*TASK INSTRUCTIONS*. Compute the number of lines that include the string "name", then output that number and nothing else.

*DATA FOR THIS TASK*.

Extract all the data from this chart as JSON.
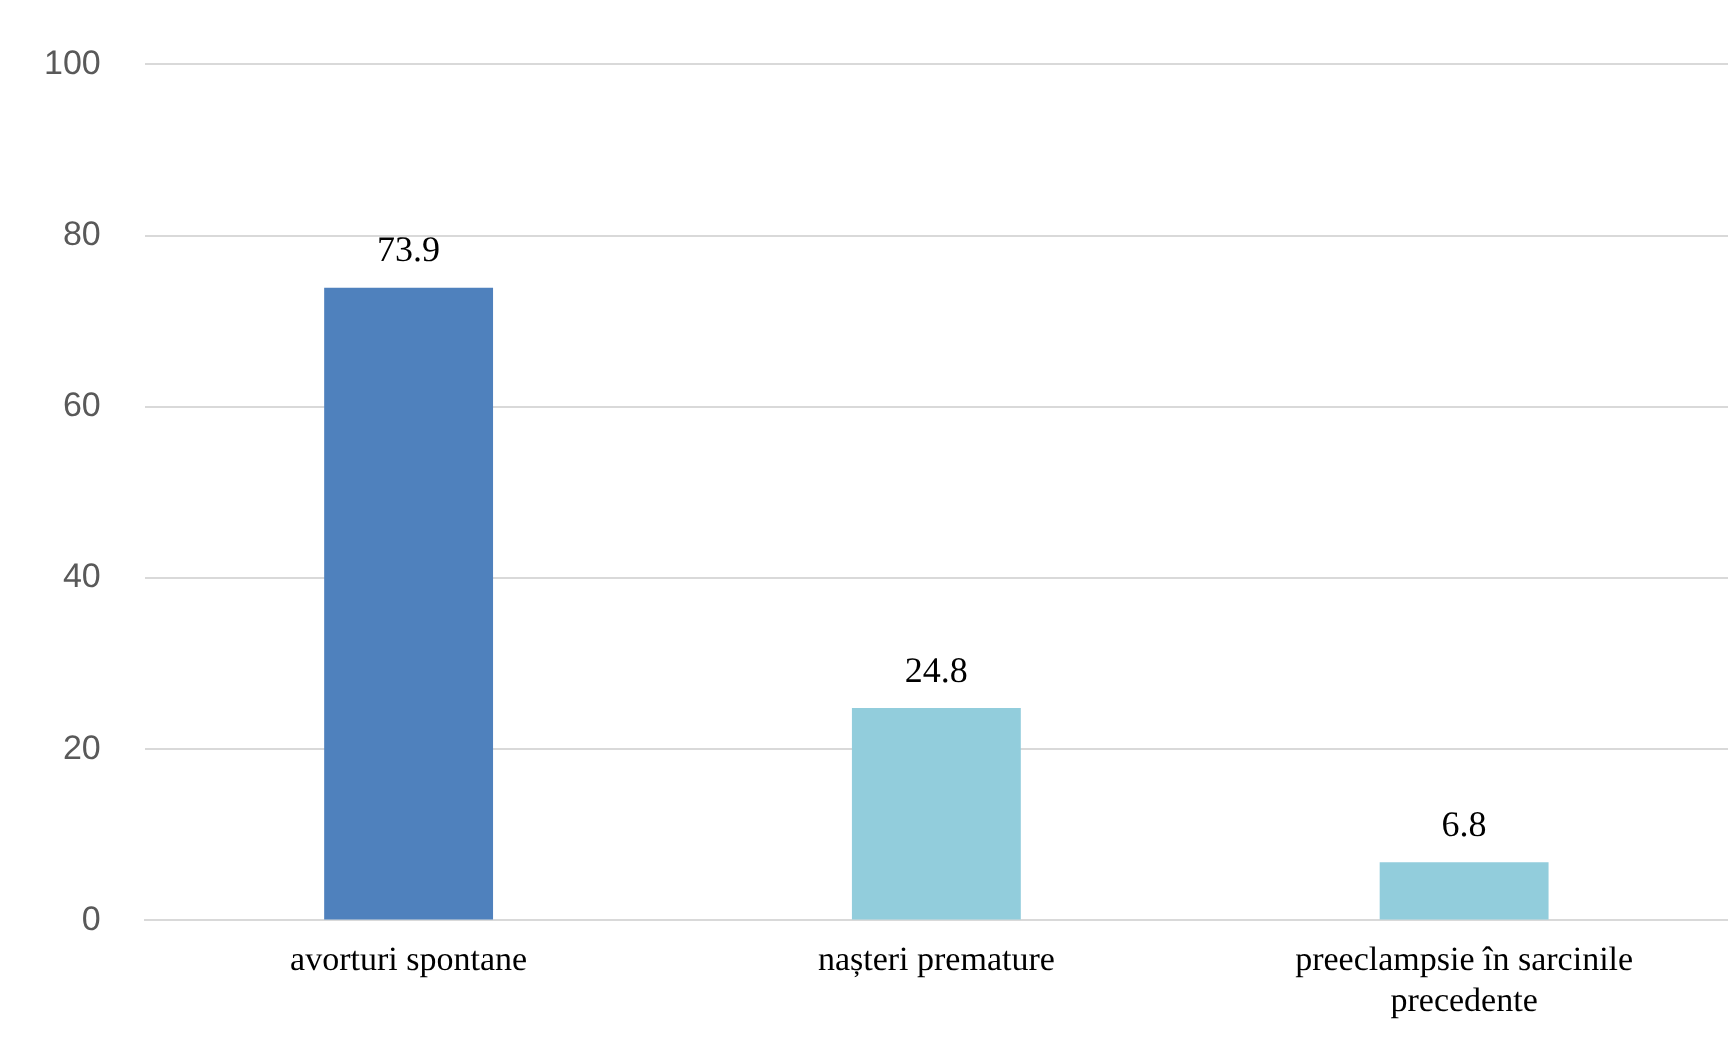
{
  "chart_data": {
    "type": "bar",
    "categories": [
      "avorturi spontane",
      "nașteri premature",
      "preeclampsie în sarcinile precedente"
    ],
    "values": [
      73.9,
      24.8,
      6.8
    ],
    "colors": [
      "#4f81bd",
      "#92cddc",
      "#92cddc"
    ],
    "ylim": [
      0,
      100
    ],
    "yticks": [
      0,
      20,
      40,
      60,
      80,
      100
    ],
    "grid": "y",
    "data_labels": true
  }
}
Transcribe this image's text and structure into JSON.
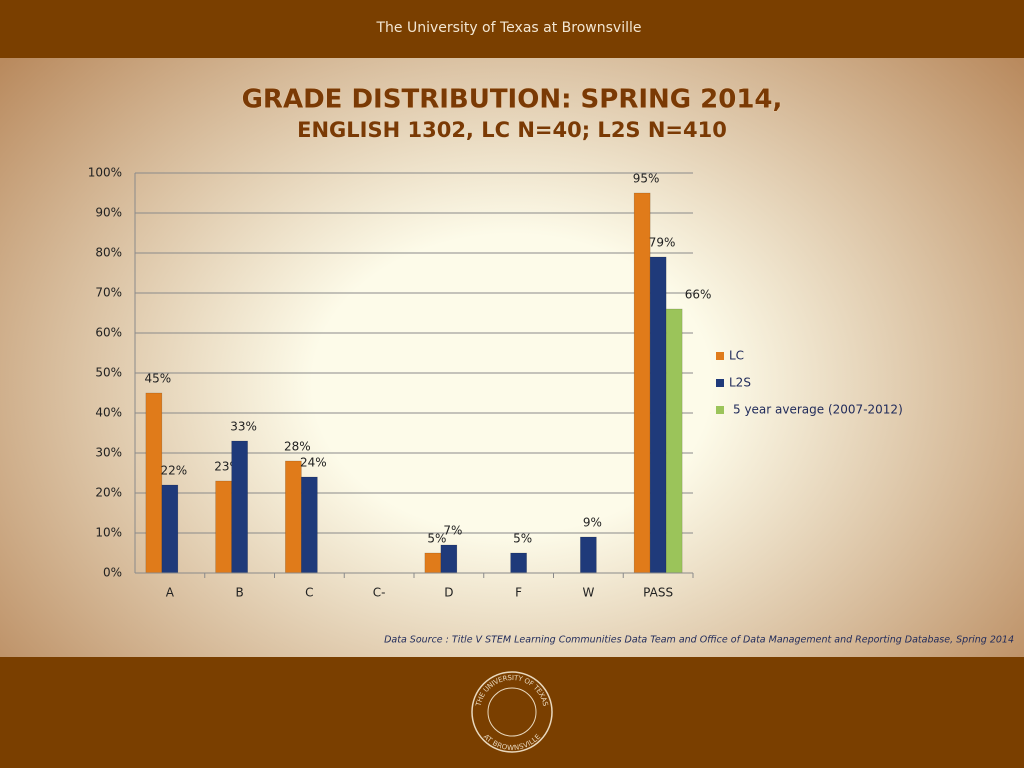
{
  "header": "The University of Texas at Brownsville",
  "chart_data": {
    "type": "bar",
    "title": "GRADE DISTRIBUTION: SPRING 2014,",
    "subtitle": "ENGLISH 1302, LC N=40; L2S N=410",
    "categories": [
      "A",
      "B",
      "C",
      "C-",
      "D",
      "F",
      "W",
      "PASS"
    ],
    "series": [
      {
        "name": "LC",
        "color": "#e07b1a",
        "values": [
          45,
          23,
          28,
          null,
          5,
          null,
          null,
          95
        ],
        "value_labels": [
          "45%",
          "23%",
          "28%",
          null,
          "5%",
          null,
          null,
          "95%"
        ]
      },
      {
        "name": "L2S",
        "color": "#1f3a7a",
        "values": [
          22,
          33,
          24,
          null,
          7,
          5,
          9,
          79
        ],
        "value_labels": [
          "22%",
          "33%",
          "24%",
          null,
          "7%",
          "5%",
          "9%",
          "79%"
        ]
      },
      {
        "name": "5 year average (2007-2012)",
        "color": "#9bc45a",
        "values": [
          null,
          null,
          null,
          null,
          null,
          null,
          null,
          66
        ],
        "value_labels": [
          null,
          null,
          null,
          null,
          null,
          null,
          null,
          "66%"
        ]
      }
    ],
    "ylim": [
      0,
      100
    ],
    "yticks": [
      {
        "value": 0,
        "label": "0%"
      },
      {
        "value": 10,
        "label": "10%"
      },
      {
        "value": 20,
        "label": "20%"
      },
      {
        "value": 30,
        "label": "30%"
      },
      {
        "value": 40,
        "label": "40%"
      },
      {
        "value": 50,
        "label": "50%"
      },
      {
        "value": 60,
        "label": "60%"
      },
      {
        "value": 70,
        "label": "70%"
      },
      {
        "value": 80,
        "label": "80%"
      },
      {
        "value": 90,
        "label": "90%"
      },
      {
        "value": 100,
        "label": "100%"
      }
    ],
    "grid": true,
    "legend": "right",
    "source": "Data Source : Title V STEM Learning Communities Data Team and  Office of Data Management and Reporting Database, Spring 2014"
  },
  "seal": {
    "top": "THE UNIVERSITY OF TEXAS",
    "bottom": "AT BROWNSVILLE"
  }
}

*FULL SOLUTION*. 3